[Start of SOURCE DATA]

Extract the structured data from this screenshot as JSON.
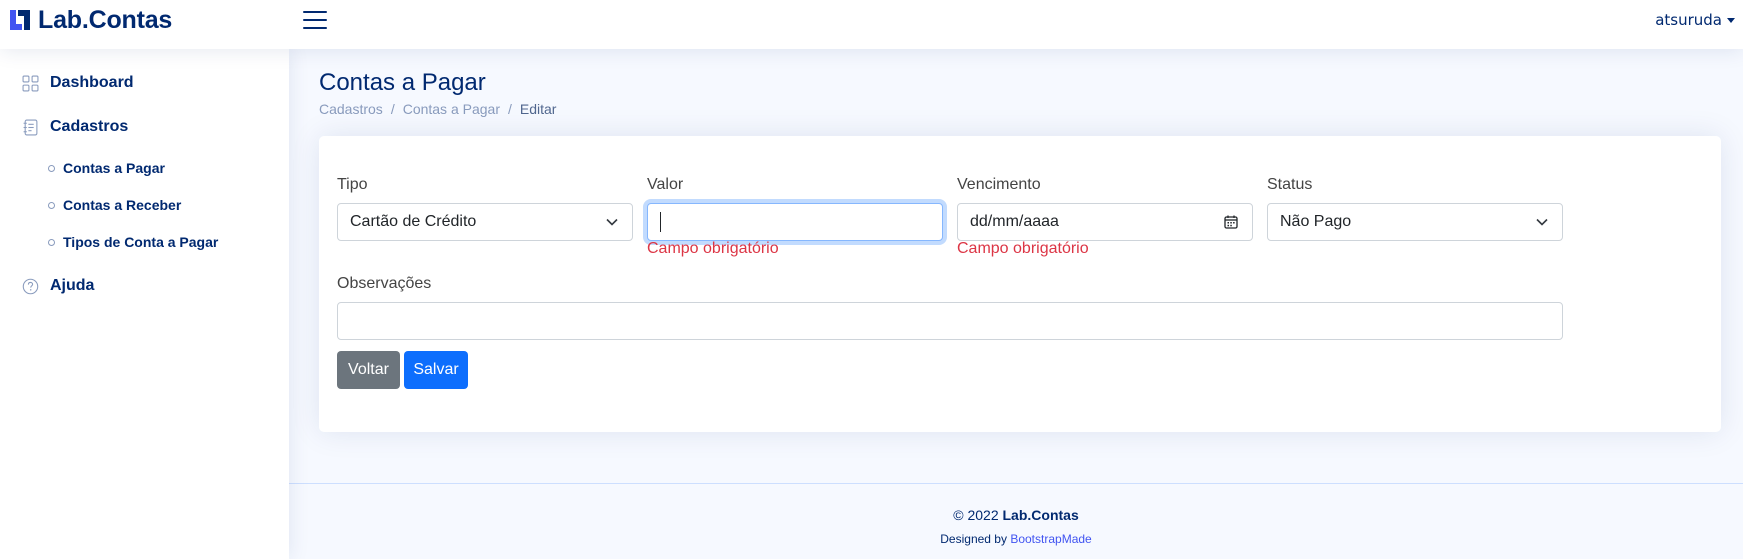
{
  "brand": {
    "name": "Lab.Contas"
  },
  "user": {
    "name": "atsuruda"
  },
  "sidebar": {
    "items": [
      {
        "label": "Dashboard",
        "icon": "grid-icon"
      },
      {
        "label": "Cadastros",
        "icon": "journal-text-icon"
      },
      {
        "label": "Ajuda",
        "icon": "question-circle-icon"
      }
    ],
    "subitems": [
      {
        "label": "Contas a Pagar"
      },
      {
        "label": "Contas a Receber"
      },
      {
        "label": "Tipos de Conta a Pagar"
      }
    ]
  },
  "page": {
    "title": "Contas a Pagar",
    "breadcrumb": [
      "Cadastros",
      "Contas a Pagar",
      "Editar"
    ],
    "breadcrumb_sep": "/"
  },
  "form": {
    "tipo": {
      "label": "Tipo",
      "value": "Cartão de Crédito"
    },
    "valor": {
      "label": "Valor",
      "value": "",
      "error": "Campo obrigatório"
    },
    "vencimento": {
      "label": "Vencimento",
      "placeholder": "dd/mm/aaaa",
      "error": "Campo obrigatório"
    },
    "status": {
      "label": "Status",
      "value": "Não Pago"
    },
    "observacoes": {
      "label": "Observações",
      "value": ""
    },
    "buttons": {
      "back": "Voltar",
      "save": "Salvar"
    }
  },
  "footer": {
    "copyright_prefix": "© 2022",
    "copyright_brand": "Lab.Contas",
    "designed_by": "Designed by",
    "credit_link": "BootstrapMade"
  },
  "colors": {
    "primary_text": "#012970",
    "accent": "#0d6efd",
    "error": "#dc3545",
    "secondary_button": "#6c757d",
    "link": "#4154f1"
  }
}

[End of SOURCE DATA]

GIVEN TASK
Omit every picture, and otherwise quote the entries exactly.

WRITTEN RESPONSE
Extract the structured data from this screenshot as JSON.
{
  "brand": {
    "name": "Lab.Contas"
  },
  "user": {
    "name": "atsuruda"
  },
  "sidebar": {
    "items": [
      {
        "label": "Dashboard",
        "icon": "grid-icon"
      },
      {
        "label": "Cadastros",
        "icon": "journal-text-icon"
      },
      {
        "label": "Ajuda",
        "icon": "question-circle-icon"
      }
    ],
    "subitems": [
      {
        "label": "Contas a Pagar"
      },
      {
        "label": "Contas a Receber"
      },
      {
        "label": "Tipos de Conta a Pagar"
      }
    ]
  },
  "page": {
    "title": "Contas a Pagar",
    "breadcrumb": [
      "Cadastros",
      "Contas a Pagar",
      "Editar"
    ],
    "breadcrumb_sep": "/"
  },
  "form": {
    "tipo": {
      "label": "Tipo",
      "value": "Cartão de Crédito"
    },
    "valor": {
      "label": "Valor",
      "value": "",
      "error": "Campo obrigatório"
    },
    "vencimento": {
      "label": "Vencimento",
      "placeholder": "dd/mm/aaaa",
      "error": "Campo obrigatório"
    },
    "status": {
      "label": "Status",
      "value": "Não Pago"
    },
    "observacoes": {
      "label": "Observações",
      "value": ""
    },
    "buttons": {
      "back": "Voltar",
      "save": "Salvar"
    }
  },
  "footer": {
    "copyright_prefix": "© 2022",
    "copyright_brand": "Lab.Contas",
    "designed_by": "Designed by",
    "credit_link": "BootstrapMade"
  },
  "colors": {
    "primary_text": "#012970",
    "accent": "#0d6efd",
    "error": "#dc3545",
    "secondary_button": "#6c757d",
    "link": "#4154f1"
  }
}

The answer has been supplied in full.